Stated goal
Copy out all the entries word for word.

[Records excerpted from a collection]
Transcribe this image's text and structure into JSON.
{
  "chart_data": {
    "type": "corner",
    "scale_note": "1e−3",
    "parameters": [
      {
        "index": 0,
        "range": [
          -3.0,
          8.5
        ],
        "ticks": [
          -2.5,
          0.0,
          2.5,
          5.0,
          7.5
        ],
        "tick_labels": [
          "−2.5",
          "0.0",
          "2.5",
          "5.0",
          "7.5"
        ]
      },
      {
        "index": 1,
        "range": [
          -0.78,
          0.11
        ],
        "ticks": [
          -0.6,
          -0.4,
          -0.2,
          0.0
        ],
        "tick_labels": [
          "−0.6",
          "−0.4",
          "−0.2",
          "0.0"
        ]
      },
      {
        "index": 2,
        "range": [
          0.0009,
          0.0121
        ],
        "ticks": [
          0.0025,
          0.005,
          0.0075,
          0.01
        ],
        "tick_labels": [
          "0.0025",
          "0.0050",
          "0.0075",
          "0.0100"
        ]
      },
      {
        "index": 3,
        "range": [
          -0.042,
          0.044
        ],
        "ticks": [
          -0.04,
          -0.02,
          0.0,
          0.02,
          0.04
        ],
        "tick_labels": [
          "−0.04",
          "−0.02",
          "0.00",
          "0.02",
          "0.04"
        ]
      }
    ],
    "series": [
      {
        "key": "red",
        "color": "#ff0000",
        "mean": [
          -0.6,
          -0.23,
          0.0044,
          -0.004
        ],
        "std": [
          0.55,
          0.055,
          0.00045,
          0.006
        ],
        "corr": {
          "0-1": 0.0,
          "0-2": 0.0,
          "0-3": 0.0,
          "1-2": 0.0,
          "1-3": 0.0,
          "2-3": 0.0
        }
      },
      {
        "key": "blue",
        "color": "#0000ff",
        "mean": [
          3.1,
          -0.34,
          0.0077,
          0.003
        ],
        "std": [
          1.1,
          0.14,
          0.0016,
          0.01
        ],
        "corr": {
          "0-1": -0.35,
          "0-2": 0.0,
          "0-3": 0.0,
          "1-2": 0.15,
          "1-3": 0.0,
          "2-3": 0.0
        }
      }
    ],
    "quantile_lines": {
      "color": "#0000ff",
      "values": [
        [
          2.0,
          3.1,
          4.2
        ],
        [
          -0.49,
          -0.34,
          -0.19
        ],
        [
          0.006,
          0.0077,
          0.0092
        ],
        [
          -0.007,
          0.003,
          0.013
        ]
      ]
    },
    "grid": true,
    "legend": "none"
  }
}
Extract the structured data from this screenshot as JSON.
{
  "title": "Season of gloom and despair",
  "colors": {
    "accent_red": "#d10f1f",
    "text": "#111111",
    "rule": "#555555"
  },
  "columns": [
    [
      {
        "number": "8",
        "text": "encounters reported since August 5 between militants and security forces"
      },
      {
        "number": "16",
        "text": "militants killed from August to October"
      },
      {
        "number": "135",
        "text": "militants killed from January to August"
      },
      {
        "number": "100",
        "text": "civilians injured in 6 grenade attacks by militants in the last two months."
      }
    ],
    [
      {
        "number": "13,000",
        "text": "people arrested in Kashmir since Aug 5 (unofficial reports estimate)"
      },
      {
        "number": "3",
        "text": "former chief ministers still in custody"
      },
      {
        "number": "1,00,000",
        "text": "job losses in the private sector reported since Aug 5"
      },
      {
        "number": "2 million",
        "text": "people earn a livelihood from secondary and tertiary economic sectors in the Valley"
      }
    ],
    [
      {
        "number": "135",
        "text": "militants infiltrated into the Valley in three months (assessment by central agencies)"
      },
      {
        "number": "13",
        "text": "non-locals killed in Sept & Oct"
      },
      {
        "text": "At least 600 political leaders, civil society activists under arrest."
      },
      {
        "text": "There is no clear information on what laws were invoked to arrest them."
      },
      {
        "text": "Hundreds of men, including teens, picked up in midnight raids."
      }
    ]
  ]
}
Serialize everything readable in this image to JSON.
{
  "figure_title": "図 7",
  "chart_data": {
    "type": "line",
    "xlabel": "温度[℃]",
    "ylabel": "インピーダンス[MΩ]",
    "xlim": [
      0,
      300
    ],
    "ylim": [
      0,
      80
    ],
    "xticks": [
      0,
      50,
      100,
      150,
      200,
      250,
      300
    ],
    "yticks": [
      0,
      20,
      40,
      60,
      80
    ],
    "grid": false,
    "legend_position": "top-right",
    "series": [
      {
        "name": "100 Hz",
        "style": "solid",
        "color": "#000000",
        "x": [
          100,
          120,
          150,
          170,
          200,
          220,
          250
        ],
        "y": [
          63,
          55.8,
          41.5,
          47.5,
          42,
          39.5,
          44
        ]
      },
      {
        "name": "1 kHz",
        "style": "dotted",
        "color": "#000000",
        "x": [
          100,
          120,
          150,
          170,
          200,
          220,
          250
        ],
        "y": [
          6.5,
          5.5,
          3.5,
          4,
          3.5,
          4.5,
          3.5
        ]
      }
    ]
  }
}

Correct response
Transcribe this image's text and structure into JSON.
{
  "chart_data": {
    "type": "corner",
    "scale_note": "1e−3",
    "parameters": [
      {
        "index": 0,
        "range": [
          -3.0,
          8.5
        ],
        "ticks": [
          -2.5,
          0.0,
          2.5,
          5.0,
          7.5
        ],
        "tick_labels": [
          "−2.5",
          "0.0",
          "2.5",
          "5.0",
          "7.5"
        ]
      },
      {
        "index": 1,
        "range": [
          -0.78,
          0.11
        ],
        "ticks": [
          -0.6,
          -0.4,
          -0.2,
          0.0
        ],
        "tick_labels": [
          "−0.6",
          "−0.4",
          "−0.2",
          "0.0"
        ]
      },
      {
        "index": 2,
        "range": [
          0.0009,
          0.0121
        ],
        "ticks": [
          0.0025,
          0.005,
          0.0075,
          0.01
        ],
        "tick_labels": [
          "0.0025",
          "0.0050",
          "0.0075",
          "0.0100"
        ]
      },
      {
        "index": 3,
        "range": [
          -0.042,
          0.044
        ],
        "ticks": [
          -0.04,
          -0.02,
          0.0,
          0.02,
          0.04
        ],
        "tick_labels": [
          "−0.04",
          "−0.02",
          "0.00",
          "0.02",
          "0.04"
        ]
      }
    ],
    "series": [
      {
        "key": "red",
        "color": "#ff0000",
        "mean": [
          -0.6,
          -0.23,
          0.0044,
          -0.004
        ],
        "std": [
          0.55,
          0.055,
          0.00045,
          0.006
        ],
        "corr": {
          "0-1": 0.0,
          "0-2": 0.0,
          "0-3": 0.0,
          "1-2": 0.0,
          "1-3": 0.0,
          "2-3": 0.0
        }
      },
      {
        "key": "blue",
        "color": "#0000ff",
        "mean": [
          3.1,
          -0.34,
          0.0077,
          0.003
        ],
        "std": [
          1.1,
          0.14,
          0.0016,
          0.01
        ],
        "corr": {
          "0-1": -0.35,
          "0-2": 0.0,
          "0-3": 0.0,
          "1-2": 0.15,
          "1-3": 0.0,
          "2-3": 0.0
        }
      }
    ],
    "quantile_lines": {
      "color": "#0000ff",
      "values": [
        [
          2.0,
          3.1,
          4.2
        ],
        [
          -0.49,
          -0.34,
          -0.19
        ],
        [
          0.006,
          0.0077,
          0.0092
        ],
        [
          -0.007,
          0.003,
          0.013
        ]
      ]
    },
    "grid": true,
    "legend": "none"
  }
}
Extract the structured data from this screenshot as JSON.
{
  "title": "Season of gloom and despair",
  "colors": {
    "accent_red": "#d10f1f",
    "text": "#111111",
    "rule": "#555555"
  },
  "columns": [
    [
      {
        "number": "8",
        "text": "encounters reported since August 5 between militants and security forces"
      },
      {
        "number": "16",
        "text": "militants killed from August to October"
      },
      {
        "number": "135",
        "text": "militants killed from January to August"
      },
      {
        "number": "100",
        "text": "civilians injured in 6 grenade attacks by militants in the last two months."
      }
    ],
    [
      {
        "number": "13,000",
        "text": "people arrested in Kashmir since Aug 5 (unofficial reports estimate)"
      },
      {
        "number": "3",
        "text": "former chief ministers still in custody"
      },
      {
        "number": "1,00,000",
        "text": "job losses in the private sector reported since Aug 5"
      },
      {
        "number": "2 million",
        "text": "people earn a livelihood from secondary and tertiary economic sectors in the Valley"
      }
    ],
    [
      {
        "number": "135",
        "text": "militants infiltrated into the Valley in three months (assessment by central agencies)"
      },
      {
        "number": "13",
        "text": "non-locals killed in Sept & Oct"
      },
      {
        "text": "At least 600 political leaders, civil society activists under arrest."
      },
      {
        "text": "There is no clear information on what laws were invoked to arrest them."
      },
      {
        "text": "Hundreds of men, including teens, picked up in midnight raids."
      }
    ]
  ]
}
Serialize everything readable in this image to JSON.
{
  "figure_title": "図 7",
  "chart_data": {
    "type": "line",
    "xlabel": "温度[℃]",
    "ylabel": "インピーダンス[MΩ]",
    "xlim": [
      0,
      300
    ],
    "ylim": [
      0,
      80
    ],
    "xticks": [
      0,
      50,
      100,
      150,
      200,
      250,
      300
    ],
    "yticks": [
      0,
      20,
      40,
      60,
      80
    ],
    "grid": false,
    "legend_position": "top-right",
    "series": [
      {
        "name": "100 Hz",
        "style": "solid",
        "color": "#000000",
        "x": [
          100,
          120,
          150,
          170,
          200,
          220,
          250
        ],
        "y": [
          63,
          55.8,
          41.5,
          47.5,
          42,
          39.5,
          44
        ]
      },
      {
        "name": "1 kHz",
        "style": "dotted",
        "color": "#000000",
        "x": [
          100,
          120,
          150,
          170,
          200,
          220,
          250
        ],
        "y": [
          6.5,
          5.5,
          3.5,
          4,
          3.5,
          4.5,
          3.5
        ]
      }
    ]
  }
}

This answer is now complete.